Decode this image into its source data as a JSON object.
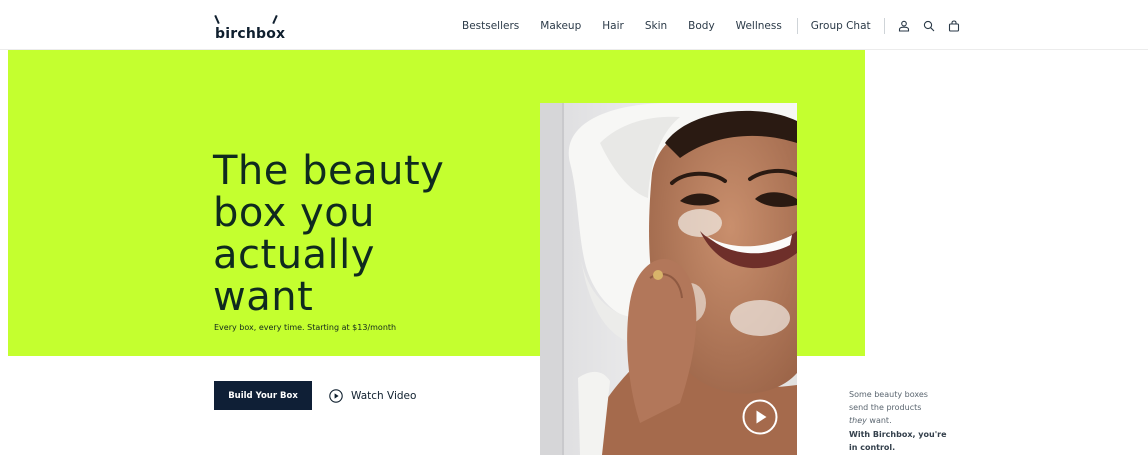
{
  "brand": {
    "name": "birchbox"
  },
  "nav": {
    "items": [
      "Bestsellers",
      "Makeup",
      "Hair",
      "Skin",
      "Body",
      "Wellness"
    ],
    "group_chat": "Group Chat",
    "icons": [
      "user-icon",
      "search-icon",
      "bag-icon"
    ]
  },
  "hero": {
    "headline_lines": [
      "The beauty",
      "box you",
      "actually",
      "want"
    ],
    "subline": "Every box, every time. Starting at $13/month",
    "build_button": "Build Your Box",
    "watch_label": "Watch Video",
    "accent_color": "#c4ff2f",
    "button_color": "#0f1f36"
  },
  "side_copy": {
    "line1": "Some beauty boxes",
    "line2": "send the products",
    "line3_em": "they",
    "line3_rest": " want.",
    "line4": "With Birchbox, you're",
    "line5": "in control."
  }
}
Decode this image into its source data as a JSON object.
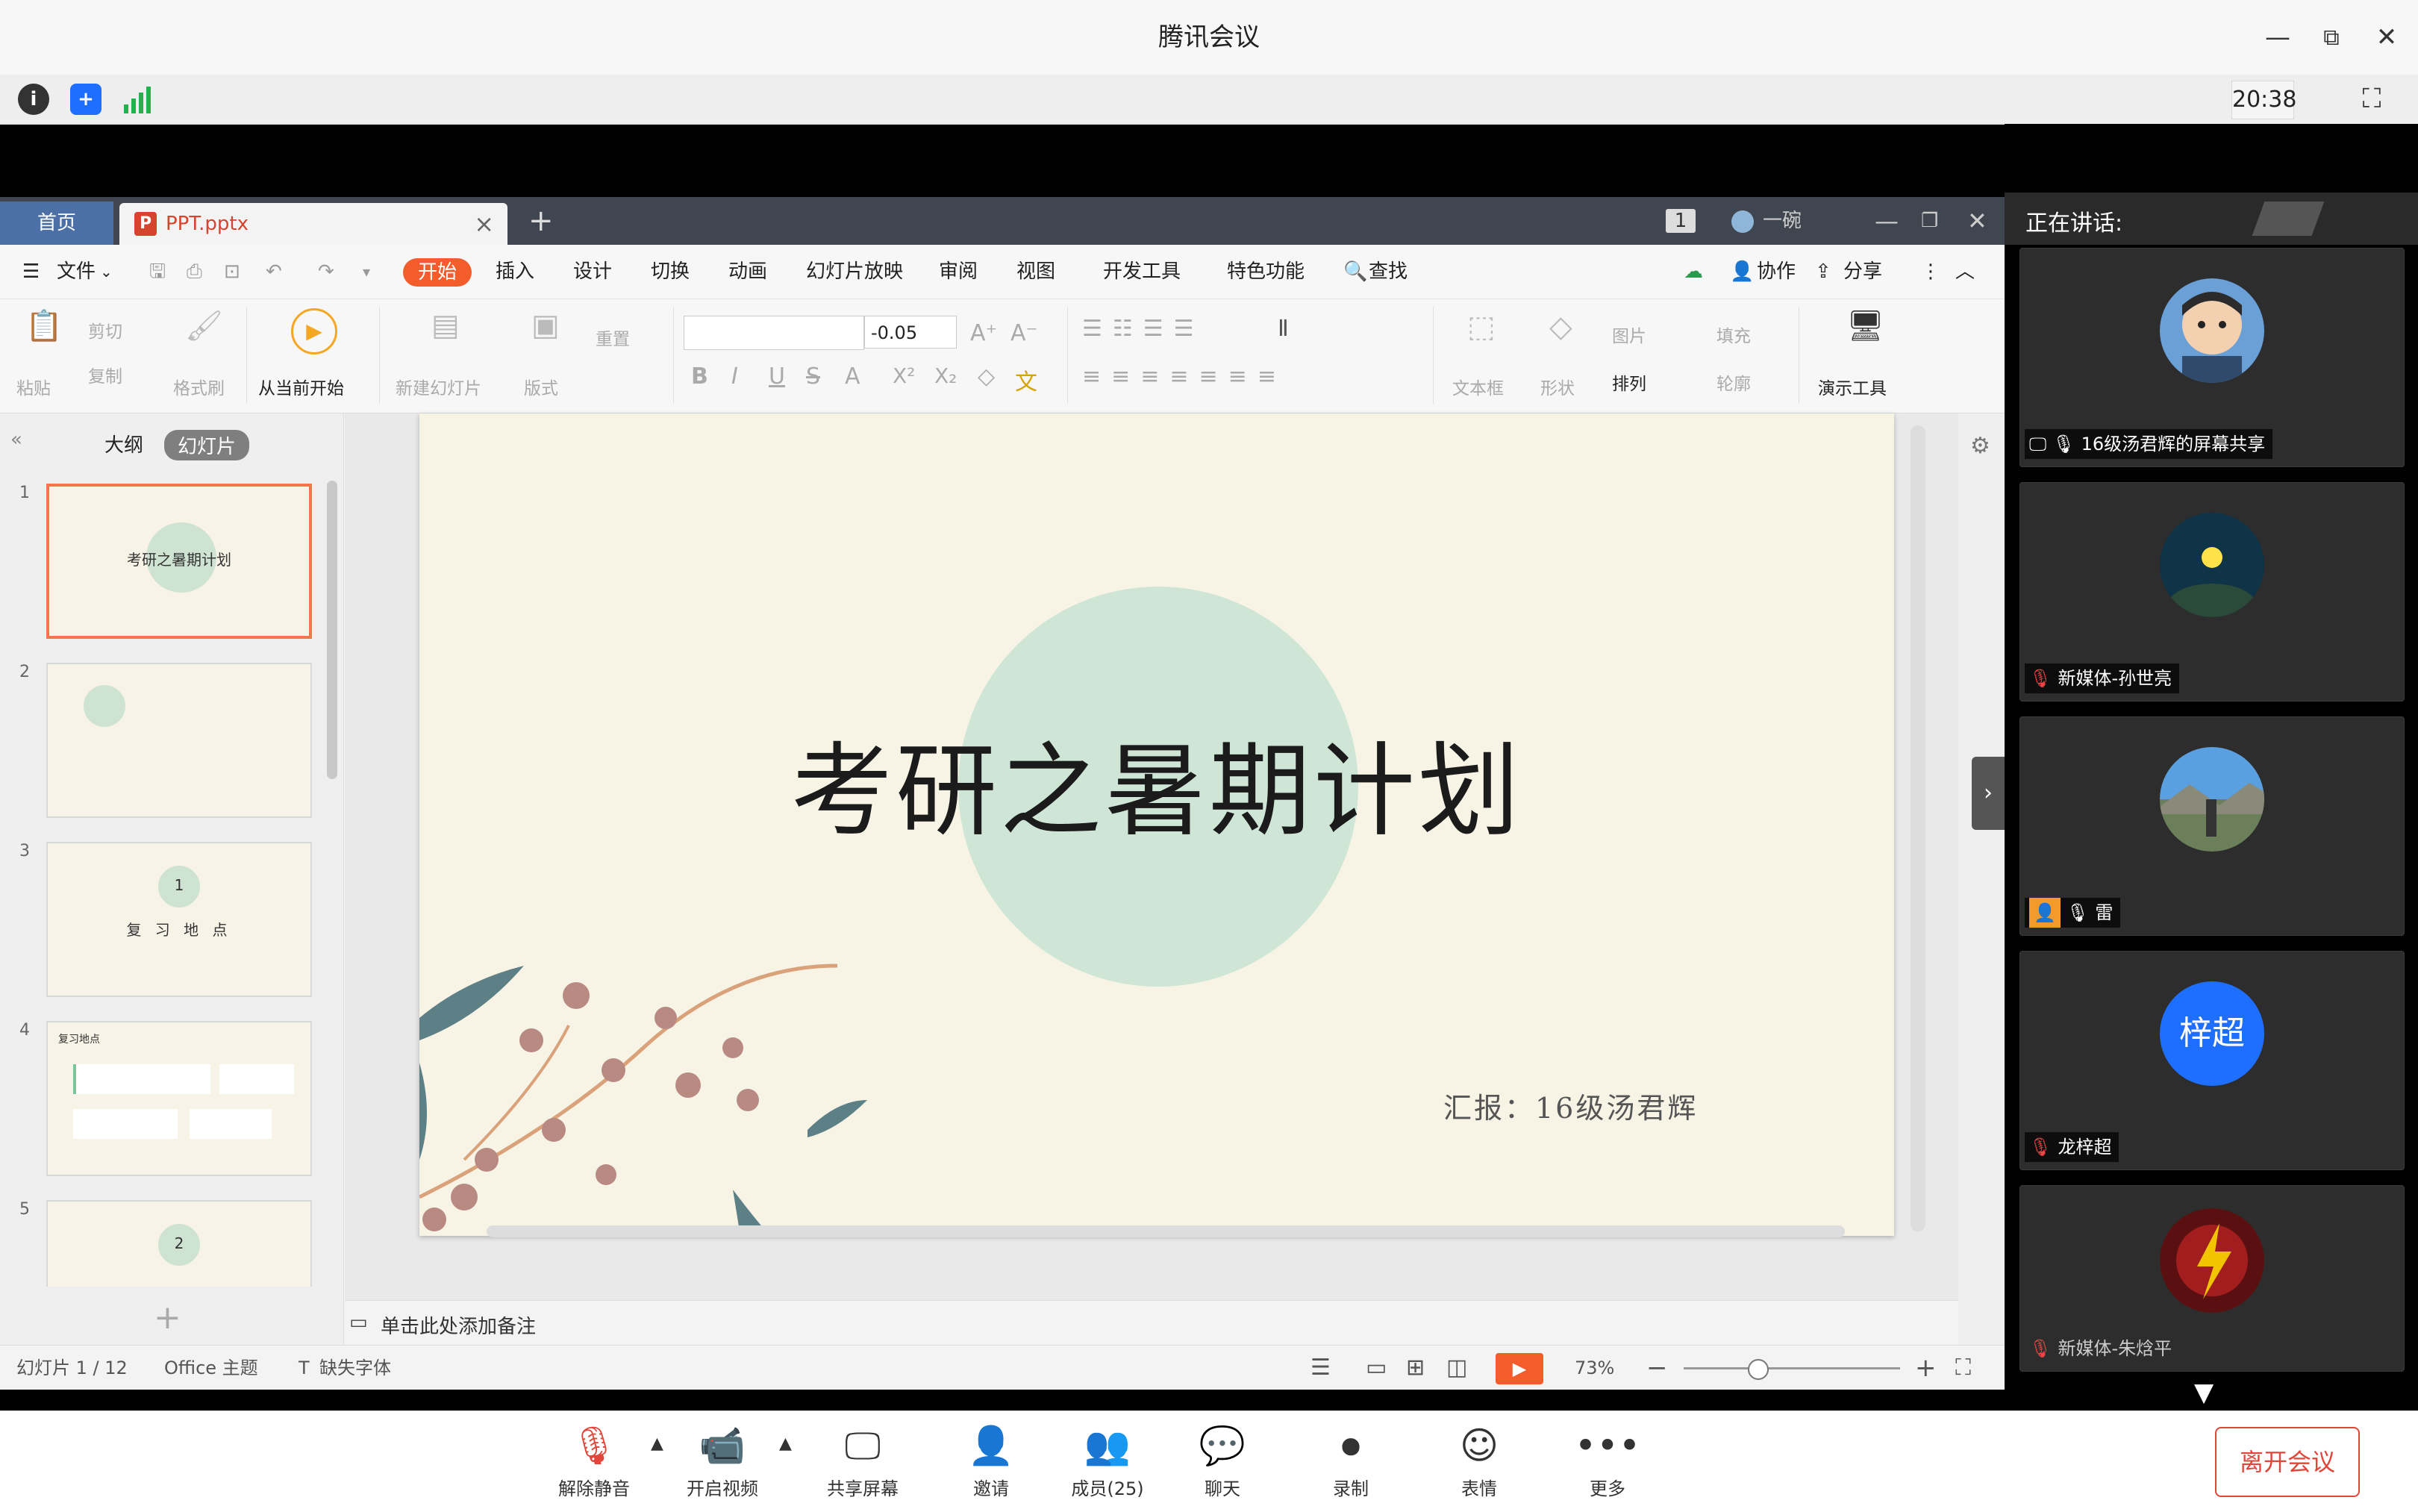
{
  "window": {
    "title": "腾讯会议",
    "clock": "20:38"
  },
  "status_icons": [
    "info-icon",
    "shield-icon",
    "signal-icon"
  ],
  "wps": {
    "tabs": {
      "home": "首页",
      "file": "PPT.pptx",
      "add": "+",
      "user": "一碗",
      "badge": "1"
    },
    "menu": {
      "file": "文件",
      "items": [
        "开始",
        "插入",
        "设计",
        "切换",
        "动画",
        "幻灯片放映",
        "审阅",
        "视图",
        "开发工具",
        "特色功能"
      ],
      "search": "查找",
      "collab": "协作",
      "share": "分享"
    },
    "ribbon": {
      "paste": "粘贴",
      "cut": "剪切",
      "copy": "复制",
      "format_painter": "格式刷",
      "from_current": "从当前开始",
      "new_slide": "新建幻灯片",
      "layout": "版式",
      "reset": "重置",
      "font_size": "-0.05",
      "textbox": "文本框",
      "shape": "形状",
      "picture": "图片",
      "fill": "填充",
      "arrange": "排列",
      "outline": "轮廓",
      "present_tools": "演示工具"
    },
    "left_panel": {
      "tab_outline": "大纲",
      "tab_slides": "幻灯片",
      "add": "+"
    },
    "thumbnails": [
      {
        "num": "1",
        "title": "考研之暑期计划"
      },
      {
        "num": "2",
        "title": ""
      },
      {
        "num": "3",
        "title": "1",
        "sub": "复 习 地 点"
      },
      {
        "num": "4",
        "title": "复习地点"
      },
      {
        "num": "5",
        "title": "2"
      }
    ],
    "slide": {
      "title": "考研之暑期计划",
      "subtitle": "汇报：16级汤君辉"
    },
    "notes_placeholder": "单击此处添加备注",
    "status": {
      "slide_count": "幻灯片 1 / 12",
      "theme": "Office 主题",
      "missing_font": "缺失字体",
      "zoom": "73%"
    }
  },
  "meeting": {
    "speaking_label": "正在讲话:",
    "speakers": [
      {
        "name": "16级汤君辉的屏幕共享",
        "avatar": "cartoon-avatar"
      },
      {
        "name": "新媒体-孙世亮",
        "avatar": "night-avatar"
      },
      {
        "name": "雷",
        "avatar": "mountain-avatar"
      },
      {
        "name": "龙梓超",
        "avatar_text": "梓超"
      },
      {
        "name": "新媒体-朱焓平",
        "avatar": "flash-avatar"
      }
    ],
    "toolbar": {
      "unmute": "解除静音",
      "start_video": "开启视频",
      "share_screen": "共享屏幕",
      "invite": "邀请",
      "members": "成员(25)",
      "chat": "聊天",
      "record": "录制",
      "emoji": "表情",
      "more": "更多",
      "leave": "离开会议"
    },
    "colors": {
      "accent": "#f25d2b",
      "leave": "#e0473a",
      "avatar_blue": "#1e6fff"
    }
  }
}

● ● ● ● ● ● ●

Aim: Exclude the pictures, and transcribe all of the material exactly.

Written reply:
Decode this image into its source data as a JSON object.
{
  "brand": {
    "name": "birchbox"
  },
  "nav": {
    "items": [
      "Bestsellers",
      "Makeup",
      "Hair",
      "Skin",
      "Body",
      "Wellness"
    ],
    "group_chat": "Group Chat",
    "icons": [
      "user-icon",
      "search-icon",
      "bag-icon"
    ]
  },
  "hero": {
    "headline_lines": [
      "The beauty",
      "box you",
      "actually",
      "want"
    ],
    "subline": "Every box, every time. Starting at $13/month",
    "build_button": "Build Your Box",
    "watch_label": "Watch Video",
    "accent_color": "#c4ff2f",
    "button_color": "#0f1f36"
  },
  "side_copy": {
    "line1": "Some beauty boxes",
    "line2": "send the products",
    "line3_em": "they",
    "line3_rest": " want.",
    "line4": "With Birchbox, you're",
    "line5": "in control."
  }
}
Decode this image into its source data as a JSON object.
{
  "window": {
    "title": "腾讯会议",
    "clock": "20:38"
  },
  "status_icons": [
    "info-icon",
    "shield-icon",
    "signal-icon"
  ],
  "wps": {
    "tabs": {
      "home": "首页",
      "file": "PPT.pptx",
      "add": "+",
      "user": "一碗",
      "badge": "1"
    },
    "menu": {
      "file": "文件",
      "items": [
        "开始",
        "插入",
        "设计",
        "切换",
        "动画",
        "幻灯片放映",
        "审阅",
        "视图",
        "开发工具",
        "特色功能"
      ],
      "search": "查找",
      "collab": "协作",
      "share": "分享"
    },
    "ribbon": {
      "paste": "粘贴",
      "cut": "剪切",
      "copy": "复制",
      "format_painter": "格式刷",
      "from_current": "从当前开始",
      "new_slide": "新建幻灯片",
      "layout": "版式",
      "reset": "重置",
      "font_size": "-0.05",
      "textbox": "文本框",
      "shape": "形状",
      "picture": "图片",
      "fill": "填充",
      "arrange": "排列",
      "outline": "轮廓",
      "present_tools": "演示工具"
    },
    "left_panel": {
      "tab_outline": "大纲",
      "tab_slides": "幻灯片",
      "add": "+"
    },
    "thumbnails": [
      {
        "num": "1",
        "title": "考研之暑期计划"
      },
      {
        "num": "2",
        "title": ""
      },
      {
        "num": "3",
        "title": "1",
        "sub": "复 习 地 点"
      },
      {
        "num": "4",
        "title": "复习地点"
      },
      {
        "num": "5",
        "title": "2"
      }
    ],
    "slide": {
      "title": "考研之暑期计划",
      "subtitle": "汇报：16级汤君辉"
    },
    "notes_placeholder": "单击此处添加备注",
    "status": {
      "slide_count": "幻灯片 1 / 12",
      "theme": "Office 主题",
      "missing_font": "缺失字体",
      "zoom": "73%"
    }
  },
  "meeting": {
    "speaking_label": "正在讲话:",
    "speakers": [
      {
        "name": "16级汤君辉的屏幕共享",
        "avatar": "cartoon-avatar"
      },
      {
        "name": "新媒体-孙世亮",
        "avatar": "night-avatar"
      },
      {
        "name": "雷",
        "avatar": "mountain-avatar"
      },
      {
        "name": "龙梓超",
        "avatar_text": "梓超"
      },
      {
        "name": "新媒体-朱焓平",
        "avatar": "flash-avatar"
      }
    ],
    "toolbar": {
      "unmute": "解除静音",
      "start_video": "开启视频",
      "share_screen": "共享屏幕",
      "invite": "邀请",
      "members": "成员(25)",
      "chat": "聊天",
      "record": "录制",
      "emoji": "表情",
      "more": "更多",
      "leave": "离开会议"
    },
    "colors": {
      "accent": "#f25d2b",
      "leave": "#e0473a",
      "avatar_blue": "#1e6fff"
    }
  }
}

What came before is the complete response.